## Stated exercise
Search the material for the word "yiladigan" and copy each line that holds it.

(Extracted data entries)
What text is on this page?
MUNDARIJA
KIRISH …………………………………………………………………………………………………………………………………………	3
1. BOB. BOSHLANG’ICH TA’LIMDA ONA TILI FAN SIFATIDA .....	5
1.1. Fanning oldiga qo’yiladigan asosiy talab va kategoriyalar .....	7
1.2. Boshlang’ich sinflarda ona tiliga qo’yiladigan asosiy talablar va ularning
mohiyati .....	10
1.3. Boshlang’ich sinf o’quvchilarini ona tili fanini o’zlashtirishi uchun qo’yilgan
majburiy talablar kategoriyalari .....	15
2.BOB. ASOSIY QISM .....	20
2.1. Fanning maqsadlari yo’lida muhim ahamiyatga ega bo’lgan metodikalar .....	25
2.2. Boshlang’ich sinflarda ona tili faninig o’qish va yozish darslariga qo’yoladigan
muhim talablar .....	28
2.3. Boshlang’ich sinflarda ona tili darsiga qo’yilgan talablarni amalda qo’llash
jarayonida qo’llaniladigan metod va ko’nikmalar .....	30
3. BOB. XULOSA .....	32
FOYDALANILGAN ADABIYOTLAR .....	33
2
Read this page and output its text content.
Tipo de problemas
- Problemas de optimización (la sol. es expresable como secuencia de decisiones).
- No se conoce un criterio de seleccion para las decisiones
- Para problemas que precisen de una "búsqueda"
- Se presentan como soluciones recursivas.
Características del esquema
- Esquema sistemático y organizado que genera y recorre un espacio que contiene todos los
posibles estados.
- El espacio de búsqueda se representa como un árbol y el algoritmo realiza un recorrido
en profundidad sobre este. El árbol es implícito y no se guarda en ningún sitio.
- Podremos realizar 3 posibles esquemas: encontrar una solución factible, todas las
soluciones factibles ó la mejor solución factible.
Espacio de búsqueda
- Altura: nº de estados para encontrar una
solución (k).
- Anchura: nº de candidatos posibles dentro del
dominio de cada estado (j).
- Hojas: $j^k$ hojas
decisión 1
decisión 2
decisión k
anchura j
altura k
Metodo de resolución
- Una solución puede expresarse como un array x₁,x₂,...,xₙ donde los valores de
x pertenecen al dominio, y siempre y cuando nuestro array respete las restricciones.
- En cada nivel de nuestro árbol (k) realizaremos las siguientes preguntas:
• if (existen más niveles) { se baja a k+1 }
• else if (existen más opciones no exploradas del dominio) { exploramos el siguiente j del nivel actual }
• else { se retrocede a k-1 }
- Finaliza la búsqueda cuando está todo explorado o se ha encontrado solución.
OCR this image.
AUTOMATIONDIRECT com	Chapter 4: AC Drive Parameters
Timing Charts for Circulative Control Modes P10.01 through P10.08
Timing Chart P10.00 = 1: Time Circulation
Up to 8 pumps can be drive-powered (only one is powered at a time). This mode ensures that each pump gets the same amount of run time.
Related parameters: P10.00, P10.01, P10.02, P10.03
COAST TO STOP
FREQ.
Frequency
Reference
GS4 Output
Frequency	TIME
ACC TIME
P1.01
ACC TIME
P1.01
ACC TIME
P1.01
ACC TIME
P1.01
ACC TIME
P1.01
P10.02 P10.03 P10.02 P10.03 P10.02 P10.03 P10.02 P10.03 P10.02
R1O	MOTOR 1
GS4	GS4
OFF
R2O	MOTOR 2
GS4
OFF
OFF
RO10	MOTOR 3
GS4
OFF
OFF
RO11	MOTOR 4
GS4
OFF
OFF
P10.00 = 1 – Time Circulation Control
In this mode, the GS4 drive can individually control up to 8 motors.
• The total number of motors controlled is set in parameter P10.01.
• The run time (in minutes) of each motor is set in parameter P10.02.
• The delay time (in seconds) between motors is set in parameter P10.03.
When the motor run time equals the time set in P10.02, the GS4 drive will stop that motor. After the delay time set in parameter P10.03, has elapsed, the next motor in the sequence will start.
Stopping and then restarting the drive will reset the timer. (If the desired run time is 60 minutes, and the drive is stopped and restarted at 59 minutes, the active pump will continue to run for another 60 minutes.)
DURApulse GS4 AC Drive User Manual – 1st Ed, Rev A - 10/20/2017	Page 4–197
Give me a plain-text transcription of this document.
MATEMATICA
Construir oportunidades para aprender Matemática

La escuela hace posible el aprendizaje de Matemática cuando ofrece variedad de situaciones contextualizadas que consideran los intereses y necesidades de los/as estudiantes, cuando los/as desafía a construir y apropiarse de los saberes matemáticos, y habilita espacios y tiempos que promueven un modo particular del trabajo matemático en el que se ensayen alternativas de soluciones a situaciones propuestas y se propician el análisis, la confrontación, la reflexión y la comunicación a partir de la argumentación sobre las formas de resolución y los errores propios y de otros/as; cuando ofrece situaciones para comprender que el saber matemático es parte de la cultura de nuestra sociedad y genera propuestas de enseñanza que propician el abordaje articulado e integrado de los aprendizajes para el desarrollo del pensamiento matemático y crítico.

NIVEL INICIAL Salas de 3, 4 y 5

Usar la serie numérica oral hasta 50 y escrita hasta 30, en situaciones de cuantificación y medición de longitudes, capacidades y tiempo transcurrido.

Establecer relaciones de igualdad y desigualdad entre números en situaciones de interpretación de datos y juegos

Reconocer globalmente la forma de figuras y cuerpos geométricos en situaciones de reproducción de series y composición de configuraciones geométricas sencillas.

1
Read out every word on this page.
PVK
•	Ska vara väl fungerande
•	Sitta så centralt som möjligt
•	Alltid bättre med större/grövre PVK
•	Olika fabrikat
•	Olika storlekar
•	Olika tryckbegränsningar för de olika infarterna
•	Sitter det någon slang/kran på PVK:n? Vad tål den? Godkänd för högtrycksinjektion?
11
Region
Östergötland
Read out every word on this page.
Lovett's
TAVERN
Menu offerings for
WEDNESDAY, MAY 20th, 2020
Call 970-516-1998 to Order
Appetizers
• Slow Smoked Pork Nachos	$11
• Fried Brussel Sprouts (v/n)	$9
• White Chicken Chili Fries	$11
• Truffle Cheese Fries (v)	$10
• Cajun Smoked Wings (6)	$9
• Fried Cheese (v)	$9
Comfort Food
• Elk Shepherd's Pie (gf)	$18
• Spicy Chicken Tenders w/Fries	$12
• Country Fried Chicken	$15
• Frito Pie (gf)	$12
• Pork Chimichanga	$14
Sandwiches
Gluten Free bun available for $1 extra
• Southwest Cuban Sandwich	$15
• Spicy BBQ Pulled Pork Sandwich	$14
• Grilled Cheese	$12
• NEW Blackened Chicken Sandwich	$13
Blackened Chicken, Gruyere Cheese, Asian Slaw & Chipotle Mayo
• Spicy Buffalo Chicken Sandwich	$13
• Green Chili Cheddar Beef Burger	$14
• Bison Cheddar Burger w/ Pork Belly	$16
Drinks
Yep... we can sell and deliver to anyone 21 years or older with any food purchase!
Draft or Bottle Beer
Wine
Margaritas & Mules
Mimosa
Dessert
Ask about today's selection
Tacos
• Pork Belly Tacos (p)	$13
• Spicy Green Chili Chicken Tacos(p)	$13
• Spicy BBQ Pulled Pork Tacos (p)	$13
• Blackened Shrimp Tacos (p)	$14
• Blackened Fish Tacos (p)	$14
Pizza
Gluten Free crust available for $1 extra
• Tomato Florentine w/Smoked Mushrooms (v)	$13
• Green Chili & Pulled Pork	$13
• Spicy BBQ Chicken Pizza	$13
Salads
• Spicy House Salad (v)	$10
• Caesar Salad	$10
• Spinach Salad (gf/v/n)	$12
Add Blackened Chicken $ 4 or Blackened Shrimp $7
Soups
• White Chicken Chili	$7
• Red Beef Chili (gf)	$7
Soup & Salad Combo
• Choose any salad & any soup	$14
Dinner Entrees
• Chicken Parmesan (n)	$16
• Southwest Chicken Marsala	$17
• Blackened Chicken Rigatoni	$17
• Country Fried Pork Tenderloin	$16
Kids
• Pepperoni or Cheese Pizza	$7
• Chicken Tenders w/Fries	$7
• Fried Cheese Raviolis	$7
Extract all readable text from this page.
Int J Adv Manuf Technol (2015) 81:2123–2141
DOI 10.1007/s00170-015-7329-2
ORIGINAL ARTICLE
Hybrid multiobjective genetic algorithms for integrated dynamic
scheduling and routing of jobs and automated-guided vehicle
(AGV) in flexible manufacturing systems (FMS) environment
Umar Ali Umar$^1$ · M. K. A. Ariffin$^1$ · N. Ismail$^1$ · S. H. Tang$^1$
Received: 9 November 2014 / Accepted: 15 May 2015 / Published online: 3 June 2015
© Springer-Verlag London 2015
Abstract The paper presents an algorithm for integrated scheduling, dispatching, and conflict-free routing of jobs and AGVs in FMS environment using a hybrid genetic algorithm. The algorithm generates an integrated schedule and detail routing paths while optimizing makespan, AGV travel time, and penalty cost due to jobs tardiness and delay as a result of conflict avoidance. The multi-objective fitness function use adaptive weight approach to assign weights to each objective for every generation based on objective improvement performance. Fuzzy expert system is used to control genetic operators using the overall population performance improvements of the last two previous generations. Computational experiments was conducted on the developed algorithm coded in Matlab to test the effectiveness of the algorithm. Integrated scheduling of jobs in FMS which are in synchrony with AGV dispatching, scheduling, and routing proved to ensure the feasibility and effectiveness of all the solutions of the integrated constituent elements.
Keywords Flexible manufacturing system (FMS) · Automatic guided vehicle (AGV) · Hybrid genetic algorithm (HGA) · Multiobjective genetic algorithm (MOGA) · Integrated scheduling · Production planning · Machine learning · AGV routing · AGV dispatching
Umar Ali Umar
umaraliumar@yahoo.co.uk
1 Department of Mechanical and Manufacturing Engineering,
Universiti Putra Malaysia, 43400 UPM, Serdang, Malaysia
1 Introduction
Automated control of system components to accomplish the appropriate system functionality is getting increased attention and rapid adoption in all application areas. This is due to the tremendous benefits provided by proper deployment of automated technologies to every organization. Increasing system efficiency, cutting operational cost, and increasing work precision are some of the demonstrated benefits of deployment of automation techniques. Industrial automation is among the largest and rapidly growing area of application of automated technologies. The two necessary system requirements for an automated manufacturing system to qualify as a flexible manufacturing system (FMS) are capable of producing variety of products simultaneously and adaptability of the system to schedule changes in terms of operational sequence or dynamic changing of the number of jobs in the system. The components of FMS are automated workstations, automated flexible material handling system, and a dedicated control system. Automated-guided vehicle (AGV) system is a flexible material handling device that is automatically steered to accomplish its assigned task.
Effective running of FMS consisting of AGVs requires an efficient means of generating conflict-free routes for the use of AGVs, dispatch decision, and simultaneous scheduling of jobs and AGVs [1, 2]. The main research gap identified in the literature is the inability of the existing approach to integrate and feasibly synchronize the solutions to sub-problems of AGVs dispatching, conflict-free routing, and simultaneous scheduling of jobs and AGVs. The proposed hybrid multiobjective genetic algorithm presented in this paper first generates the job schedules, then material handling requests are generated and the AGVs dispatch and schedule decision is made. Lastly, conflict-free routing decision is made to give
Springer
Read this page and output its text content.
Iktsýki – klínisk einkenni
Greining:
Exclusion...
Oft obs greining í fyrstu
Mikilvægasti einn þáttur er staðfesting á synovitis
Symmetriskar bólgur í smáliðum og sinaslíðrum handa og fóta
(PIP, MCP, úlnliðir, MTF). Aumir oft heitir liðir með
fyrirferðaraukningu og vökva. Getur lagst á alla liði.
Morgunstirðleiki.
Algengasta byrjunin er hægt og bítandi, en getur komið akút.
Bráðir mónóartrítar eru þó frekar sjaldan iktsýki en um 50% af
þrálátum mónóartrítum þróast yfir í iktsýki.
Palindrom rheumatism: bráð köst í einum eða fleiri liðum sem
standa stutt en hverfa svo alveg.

## Output for this task
1.1. Fanning oldiga qo’yiladigan asosiy talab va kategoriyalar .....	7
1.2. Boshlang’ich sinflarda ona tiliga qo’yiladigan asosiy talablar va ularning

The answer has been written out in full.